A block of data
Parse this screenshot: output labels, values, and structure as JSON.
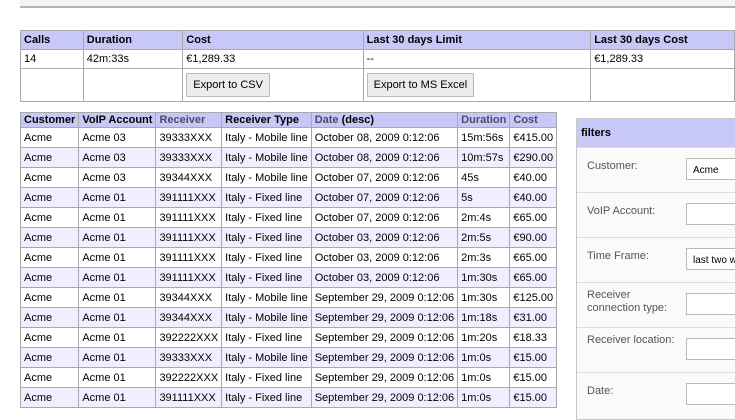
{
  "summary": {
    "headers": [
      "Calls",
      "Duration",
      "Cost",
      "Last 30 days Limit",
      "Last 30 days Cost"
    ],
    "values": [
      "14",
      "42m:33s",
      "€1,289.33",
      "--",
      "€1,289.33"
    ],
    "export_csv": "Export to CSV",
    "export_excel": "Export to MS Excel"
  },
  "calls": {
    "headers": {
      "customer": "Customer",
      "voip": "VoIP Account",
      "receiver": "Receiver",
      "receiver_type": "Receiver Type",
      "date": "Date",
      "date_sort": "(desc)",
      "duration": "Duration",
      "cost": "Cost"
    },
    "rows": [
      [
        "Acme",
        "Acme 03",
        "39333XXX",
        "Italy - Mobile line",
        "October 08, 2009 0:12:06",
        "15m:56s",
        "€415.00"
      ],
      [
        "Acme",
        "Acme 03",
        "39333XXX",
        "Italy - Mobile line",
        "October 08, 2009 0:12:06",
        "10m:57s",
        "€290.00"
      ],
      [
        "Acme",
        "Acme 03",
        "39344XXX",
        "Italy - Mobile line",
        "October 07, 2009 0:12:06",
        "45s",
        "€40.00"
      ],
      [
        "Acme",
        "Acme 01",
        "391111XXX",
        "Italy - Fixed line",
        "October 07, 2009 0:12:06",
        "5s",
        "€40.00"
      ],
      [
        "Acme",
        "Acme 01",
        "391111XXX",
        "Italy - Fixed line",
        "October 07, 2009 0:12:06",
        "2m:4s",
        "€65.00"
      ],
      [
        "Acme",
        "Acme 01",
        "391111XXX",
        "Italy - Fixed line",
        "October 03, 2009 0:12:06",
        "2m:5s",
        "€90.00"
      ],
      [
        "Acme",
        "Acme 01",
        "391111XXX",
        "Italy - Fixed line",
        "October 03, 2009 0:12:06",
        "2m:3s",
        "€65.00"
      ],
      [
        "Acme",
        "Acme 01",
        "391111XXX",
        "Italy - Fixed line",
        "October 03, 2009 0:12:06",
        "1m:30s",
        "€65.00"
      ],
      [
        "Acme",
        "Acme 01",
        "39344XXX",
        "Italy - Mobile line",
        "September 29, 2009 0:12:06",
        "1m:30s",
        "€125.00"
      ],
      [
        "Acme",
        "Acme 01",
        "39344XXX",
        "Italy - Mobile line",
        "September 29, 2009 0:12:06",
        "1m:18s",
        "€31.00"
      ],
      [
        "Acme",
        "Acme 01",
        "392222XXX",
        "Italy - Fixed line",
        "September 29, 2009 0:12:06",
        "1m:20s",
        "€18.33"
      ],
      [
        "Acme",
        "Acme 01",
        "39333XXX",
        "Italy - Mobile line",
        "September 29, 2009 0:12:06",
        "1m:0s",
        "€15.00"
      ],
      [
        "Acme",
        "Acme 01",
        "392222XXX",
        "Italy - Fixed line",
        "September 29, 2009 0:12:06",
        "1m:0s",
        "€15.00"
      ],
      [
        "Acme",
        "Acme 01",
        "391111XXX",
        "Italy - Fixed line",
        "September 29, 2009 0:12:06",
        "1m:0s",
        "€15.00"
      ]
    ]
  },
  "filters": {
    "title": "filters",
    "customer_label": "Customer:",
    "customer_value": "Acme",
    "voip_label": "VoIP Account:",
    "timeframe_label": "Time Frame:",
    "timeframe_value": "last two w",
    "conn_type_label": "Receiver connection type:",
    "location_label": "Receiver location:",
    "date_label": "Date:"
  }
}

* _WHAT YOU NEED TO DO_
Make a verbatim copy of all the entries and strip out the pictures.

* _THE SOLUTION_
Parse this screenshot: output labels, values, and structure as JSON.
{
  "summary": {
    "headers": [
      "Calls",
      "Duration",
      "Cost",
      "Last 30 days Limit",
      "Last 30 days Cost"
    ],
    "values": [
      "14",
      "42m:33s",
      "€1,289.33",
      "--",
      "€1,289.33"
    ],
    "export_csv": "Export to CSV",
    "export_excel": "Export to MS Excel"
  },
  "calls": {
    "headers": {
      "customer": "Customer",
      "voip": "VoIP Account",
      "receiver": "Receiver",
      "receiver_type": "Receiver Type",
      "date": "Date",
      "date_sort": "(desc)",
      "duration": "Duration",
      "cost": "Cost"
    },
    "rows": [
      [
        "Acme",
        "Acme 03",
        "39333XXX",
        "Italy - Mobile line",
        "October 08, 2009 0:12:06",
        "15m:56s",
        "€415.00"
      ],
      [
        "Acme",
        "Acme 03",
        "39333XXX",
        "Italy - Mobile line",
        "October 08, 2009 0:12:06",
        "10m:57s",
        "€290.00"
      ],
      [
        "Acme",
        "Acme 03",
        "39344XXX",
        "Italy - Mobile line",
        "October 07, 2009 0:12:06",
        "45s",
        "€40.00"
      ],
      [
        "Acme",
        "Acme 01",
        "391111XXX",
        "Italy - Fixed line",
        "October 07, 2009 0:12:06",
        "5s",
        "€40.00"
      ],
      [
        "Acme",
        "Acme 01",
        "391111XXX",
        "Italy - Fixed line",
        "October 07, 2009 0:12:06",
        "2m:4s",
        "€65.00"
      ],
      [
        "Acme",
        "Acme 01",
        "391111XXX",
        "Italy - Fixed line",
        "October 03, 2009 0:12:06",
        "2m:5s",
        "€90.00"
      ],
      [
        "Acme",
        "Acme 01",
        "391111XXX",
        "Italy - Fixed line",
        "October 03, 2009 0:12:06",
        "2m:3s",
        "€65.00"
      ],
      [
        "Acme",
        "Acme 01",
        "391111XXX",
        "Italy - Fixed line",
        "October 03, 2009 0:12:06",
        "1m:30s",
        "€65.00"
      ],
      [
        "Acme",
        "Acme 01",
        "39344XXX",
        "Italy - Mobile line",
        "September 29, 2009 0:12:06",
        "1m:30s",
        "€125.00"
      ],
      [
        "Acme",
        "Acme 01",
        "39344XXX",
        "Italy - Mobile line",
        "September 29, 2009 0:12:06",
        "1m:18s",
        "€31.00"
      ],
      [
        "Acme",
        "Acme 01",
        "392222XXX",
        "Italy - Fixed line",
        "September 29, 2009 0:12:06",
        "1m:20s",
        "€18.33"
      ],
      [
        "Acme",
        "Acme 01",
        "39333XXX",
        "Italy - Mobile line",
        "September 29, 2009 0:12:06",
        "1m:0s",
        "€15.00"
      ],
      [
        "Acme",
        "Acme 01",
        "392222XXX",
        "Italy - Fixed line",
        "September 29, 2009 0:12:06",
        "1m:0s",
        "€15.00"
      ],
      [
        "Acme",
        "Acme 01",
        "391111XXX",
        "Italy - Fixed line",
        "September 29, 2009 0:12:06",
        "1m:0s",
        "€15.00"
      ]
    ]
  },
  "filters": {
    "title": "filters",
    "customer_label": "Customer:",
    "customer_value": "Acme",
    "voip_label": "VoIP Account:",
    "timeframe_label": "Time Frame:",
    "timeframe_value": "last two w",
    "conn_type_label": "Receiver connection type:",
    "location_label": "Receiver location:",
    "date_label": "Date:"
  }
}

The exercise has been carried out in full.